- _STATED GOAL A_: Copy the listing word for word, from its first line up to and including the line containing "name-input[interactable]: [389, 380, 536, 411]".

○ ○ ○ ○ ○

The Model 18 Twin Beech twin-engine aircraft were designed by Beech as a response to global tension in the late 1930s. After the prototype took flight in 1937, China issued a order amounting to $750,000 to convert these aircraft into light bombers, but only 39 were delivered by the time China entered WW2 in Jul 1937. As the United States geared for war, the Model 18 design were built as US Army AT-7 Navigator, AT-11 Kansan, and C-45 Expeditor aircraft and US Navy SNB Kansan, JRB Kansan, and UC-45 Expeditor Navigator aircraft. They were used as transports or trainers. After the war, the US Air Force kept C-45 aircraft in use until 1963, Navy SNB aircraft until 1972, and US Army C-45 aircraft until 1976. The production of the Model 18 aircraft did not stop until 1970, with the last model exported to Japan Airlines, making the design the longest continuous production of a piston engine aircraft; a total of nearly 8,000 were built during the production life. In addition to the production record, Model 18 also held the most US Federal Aviation Administration-approved Supplemental Type Certificates of any aircraft design (over 200), making it the most modified American aircraft. In the civilian world, they were used for a wide variety of functions, including pesticide spraying, fish seeding, firefighting, ambulance service, and cargo and passenger transportation.


----------



## fnqvmuch (Nov 10, 2010)

my turn to thank you gekho, for some extremely enjoyable threads. I look forward to seeing them and dread the inevitable runout ...
One question a lot of planes in their first - and often best - photos, wear an 'arrow head' on the fuselage; is that a NACA thing? 
thanks again, steven


----------



## gekho (Nov 10, 2010)

fnqvmuch said:


> One question a lot of planes in their first - and often best - photos, wear an 'arrow head' on the fuselage; is that a NACA thing?



Which, where, when??? I am afraid you gotta be more precise. Tell me the number of the thread.

And thank you for your words..


----------



## fnqvmuch (Nov 10, 2010)

gekho said:


> number of the thread..



most recent and obviously Electra 003, obscured Electra 006 ... ive seen it on lots of types but always in the evaluation stage, i think. had thought maybe something like indication of CoG for some kinda photographic data collation.

○ ○ ○ ○ ○

- _STATED GOAL B_: Continue the Model 18 Twin Beech forum thread from where it stops.

○ ○ ○ ○ ○

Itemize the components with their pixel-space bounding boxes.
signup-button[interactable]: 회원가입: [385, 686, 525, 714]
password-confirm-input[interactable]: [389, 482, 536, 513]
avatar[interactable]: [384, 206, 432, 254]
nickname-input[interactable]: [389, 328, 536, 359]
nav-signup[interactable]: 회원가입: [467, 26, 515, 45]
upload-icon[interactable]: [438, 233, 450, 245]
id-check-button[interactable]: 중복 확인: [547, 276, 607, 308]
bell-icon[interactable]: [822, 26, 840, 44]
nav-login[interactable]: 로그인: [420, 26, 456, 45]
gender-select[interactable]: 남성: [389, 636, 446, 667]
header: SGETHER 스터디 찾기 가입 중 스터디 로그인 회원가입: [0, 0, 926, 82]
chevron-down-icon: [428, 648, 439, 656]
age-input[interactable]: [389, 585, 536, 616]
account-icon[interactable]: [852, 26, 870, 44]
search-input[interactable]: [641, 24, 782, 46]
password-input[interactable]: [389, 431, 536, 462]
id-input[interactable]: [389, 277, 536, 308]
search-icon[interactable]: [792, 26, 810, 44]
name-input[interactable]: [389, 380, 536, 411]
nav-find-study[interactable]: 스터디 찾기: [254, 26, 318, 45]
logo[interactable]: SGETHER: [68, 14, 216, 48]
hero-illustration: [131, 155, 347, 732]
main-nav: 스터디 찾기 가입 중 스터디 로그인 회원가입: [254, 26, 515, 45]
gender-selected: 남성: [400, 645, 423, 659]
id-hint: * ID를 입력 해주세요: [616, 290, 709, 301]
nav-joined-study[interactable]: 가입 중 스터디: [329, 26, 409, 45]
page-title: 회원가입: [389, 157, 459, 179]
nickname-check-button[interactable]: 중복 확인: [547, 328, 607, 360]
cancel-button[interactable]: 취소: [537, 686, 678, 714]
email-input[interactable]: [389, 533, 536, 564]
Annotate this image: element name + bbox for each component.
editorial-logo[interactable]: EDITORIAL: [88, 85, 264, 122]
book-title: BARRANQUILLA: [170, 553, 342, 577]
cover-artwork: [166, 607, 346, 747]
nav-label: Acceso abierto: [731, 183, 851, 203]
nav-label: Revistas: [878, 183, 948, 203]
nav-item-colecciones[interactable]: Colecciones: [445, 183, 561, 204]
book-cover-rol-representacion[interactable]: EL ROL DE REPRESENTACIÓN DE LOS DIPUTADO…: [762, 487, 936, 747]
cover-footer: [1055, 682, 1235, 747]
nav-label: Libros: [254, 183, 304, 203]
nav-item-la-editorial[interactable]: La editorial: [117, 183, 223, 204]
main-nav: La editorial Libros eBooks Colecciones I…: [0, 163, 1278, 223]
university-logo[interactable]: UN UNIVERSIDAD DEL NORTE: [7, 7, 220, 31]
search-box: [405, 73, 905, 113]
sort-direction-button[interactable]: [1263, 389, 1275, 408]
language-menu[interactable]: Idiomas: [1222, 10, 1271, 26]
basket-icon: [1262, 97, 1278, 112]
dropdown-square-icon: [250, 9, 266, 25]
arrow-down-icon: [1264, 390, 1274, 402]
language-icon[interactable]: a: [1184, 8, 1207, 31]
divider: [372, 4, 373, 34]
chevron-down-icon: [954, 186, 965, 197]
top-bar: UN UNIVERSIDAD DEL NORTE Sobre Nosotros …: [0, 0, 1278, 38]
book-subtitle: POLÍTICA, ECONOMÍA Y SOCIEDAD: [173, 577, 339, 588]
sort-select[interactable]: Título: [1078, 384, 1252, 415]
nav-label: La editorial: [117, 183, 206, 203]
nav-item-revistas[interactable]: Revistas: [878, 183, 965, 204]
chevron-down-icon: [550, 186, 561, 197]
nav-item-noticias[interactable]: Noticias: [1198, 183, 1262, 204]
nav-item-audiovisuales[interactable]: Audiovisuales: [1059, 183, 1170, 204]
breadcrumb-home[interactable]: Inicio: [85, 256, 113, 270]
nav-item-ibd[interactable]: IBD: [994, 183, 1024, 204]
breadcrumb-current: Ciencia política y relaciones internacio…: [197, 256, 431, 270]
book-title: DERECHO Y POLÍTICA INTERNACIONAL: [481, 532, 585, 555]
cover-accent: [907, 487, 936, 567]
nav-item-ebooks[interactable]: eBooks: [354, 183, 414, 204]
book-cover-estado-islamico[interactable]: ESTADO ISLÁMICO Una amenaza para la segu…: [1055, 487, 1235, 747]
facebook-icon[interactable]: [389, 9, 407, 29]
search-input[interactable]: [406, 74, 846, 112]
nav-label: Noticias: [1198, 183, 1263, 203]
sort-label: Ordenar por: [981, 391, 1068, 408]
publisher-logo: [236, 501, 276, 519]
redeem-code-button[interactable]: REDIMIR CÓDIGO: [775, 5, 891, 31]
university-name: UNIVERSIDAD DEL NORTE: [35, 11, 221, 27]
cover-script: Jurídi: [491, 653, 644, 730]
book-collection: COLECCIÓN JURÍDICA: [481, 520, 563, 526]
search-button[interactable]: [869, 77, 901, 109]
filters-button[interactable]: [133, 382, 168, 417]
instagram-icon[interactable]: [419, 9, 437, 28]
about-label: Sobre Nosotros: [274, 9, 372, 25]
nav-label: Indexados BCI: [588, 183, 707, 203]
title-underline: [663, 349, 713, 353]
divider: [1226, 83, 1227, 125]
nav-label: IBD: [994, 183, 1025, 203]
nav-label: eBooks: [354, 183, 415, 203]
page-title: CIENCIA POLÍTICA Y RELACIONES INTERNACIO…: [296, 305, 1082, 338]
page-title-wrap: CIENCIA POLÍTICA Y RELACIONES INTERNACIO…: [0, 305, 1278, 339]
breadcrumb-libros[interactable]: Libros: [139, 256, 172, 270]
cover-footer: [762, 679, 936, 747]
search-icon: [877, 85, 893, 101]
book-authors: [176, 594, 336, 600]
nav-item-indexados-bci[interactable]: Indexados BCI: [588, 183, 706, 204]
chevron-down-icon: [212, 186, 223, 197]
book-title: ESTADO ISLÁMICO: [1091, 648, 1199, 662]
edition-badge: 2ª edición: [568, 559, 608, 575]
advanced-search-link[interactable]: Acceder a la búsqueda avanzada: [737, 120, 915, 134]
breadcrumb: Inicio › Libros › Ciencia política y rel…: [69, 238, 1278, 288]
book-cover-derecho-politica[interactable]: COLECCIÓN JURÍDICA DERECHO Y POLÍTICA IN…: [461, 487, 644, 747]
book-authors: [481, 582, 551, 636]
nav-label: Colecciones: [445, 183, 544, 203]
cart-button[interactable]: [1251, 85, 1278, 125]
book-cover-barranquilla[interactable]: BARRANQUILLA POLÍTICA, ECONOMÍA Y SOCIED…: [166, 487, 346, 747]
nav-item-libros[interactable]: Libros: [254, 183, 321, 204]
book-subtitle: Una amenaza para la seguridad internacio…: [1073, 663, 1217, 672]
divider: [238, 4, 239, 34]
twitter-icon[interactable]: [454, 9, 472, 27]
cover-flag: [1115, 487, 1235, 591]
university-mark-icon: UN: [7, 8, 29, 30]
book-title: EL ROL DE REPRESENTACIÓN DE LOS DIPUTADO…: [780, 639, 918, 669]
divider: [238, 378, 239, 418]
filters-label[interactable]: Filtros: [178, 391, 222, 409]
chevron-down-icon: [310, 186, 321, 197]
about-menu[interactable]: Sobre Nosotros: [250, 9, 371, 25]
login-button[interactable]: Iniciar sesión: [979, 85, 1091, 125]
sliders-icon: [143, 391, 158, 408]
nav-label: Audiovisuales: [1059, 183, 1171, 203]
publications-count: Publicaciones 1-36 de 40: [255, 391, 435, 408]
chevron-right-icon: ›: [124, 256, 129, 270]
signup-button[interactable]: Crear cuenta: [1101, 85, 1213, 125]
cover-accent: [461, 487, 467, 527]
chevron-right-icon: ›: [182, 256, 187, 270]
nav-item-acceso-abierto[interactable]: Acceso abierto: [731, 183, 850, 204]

○ ○ ○ ○ ○

- _WRITTEN RESPONSE A_:
Itemize the components with their pixel-space bounding boxes.
signup-button[interactable]: 회원가입: [385, 686, 525, 714]
password-confirm-input[interactable]: [389, 482, 536, 513]
avatar[interactable]: [384, 206, 432, 254]
nickname-input[interactable]: [389, 328, 536, 359]
nav-signup[interactable]: 회원가입: [467, 26, 515, 45]
upload-icon[interactable]: [438, 233, 450, 245]
id-check-button[interactable]: 중복 확인: [547, 276, 607, 308]
bell-icon[interactable]: [822, 26, 840, 44]
nav-login[interactable]: 로그인: [420, 26, 456, 45]
gender-select[interactable]: 남성: [389, 636, 446, 667]
header: SGETHER 스터디 찾기 가입 중 스터디 로그인 회원가입: [0, 0, 926, 82]
chevron-down-icon: [428, 648, 439, 656]
age-input[interactable]: [389, 585, 536, 616]
account-icon[interactable]: [852, 26, 870, 44]
search-input[interactable]: [641, 24, 782, 46]
password-input[interactable]: [389, 431, 536, 462]
id-input[interactable]: [389, 277, 536, 308]
search-icon[interactable]: [792, 26, 810, 44]
name-input[interactable]: [389, 380, 536, 411]

- _WRITTEN RESPONSE B_:
----------



## gekho (Nov 10, 2010)

Honestly, I have no idea; I should take notes when I find the pics, but in this case I am afraid I cannot help you. Probably you are right and it is some kind of prototype or evaluation plane...


----------



## gekho (Nov 10, 2010)

In March 1940, the Curtiss-Wright company first flew a new 36-seat commercial airliner design, designated the CW-20. The US Army became interested in the aircraft for its cargo/transport capabilities, and ordered a militarized version, the C-46 Commando, be produced, utilizing two 2,000-hp Pratt Whitney R-2800-43 engines. The Commando entered service with the USAAF in July 1942, becoming the largest and heaviest twin-engine aircraft in the Air Corps. The first major variant to appear was the C-46A, which had a large cargo door in the left rear fuselage, 40 folding seats, a strengthened cargo floor, and higher-altitude capable engines. This last feature was to become important when the C-46 began flying cargo "over the Hump" from India to China. The C-46 was found to have much better load-hauling capabilities than the C-47 at the altitudes involved. The Commando also served in the Pacific theater, where it moved troops and supplies from island to island, contributing to the defeat of Japan. In the European Theater, C-46s served as glider tugs, towing two CG-4 gliders at a time across the Rhine River.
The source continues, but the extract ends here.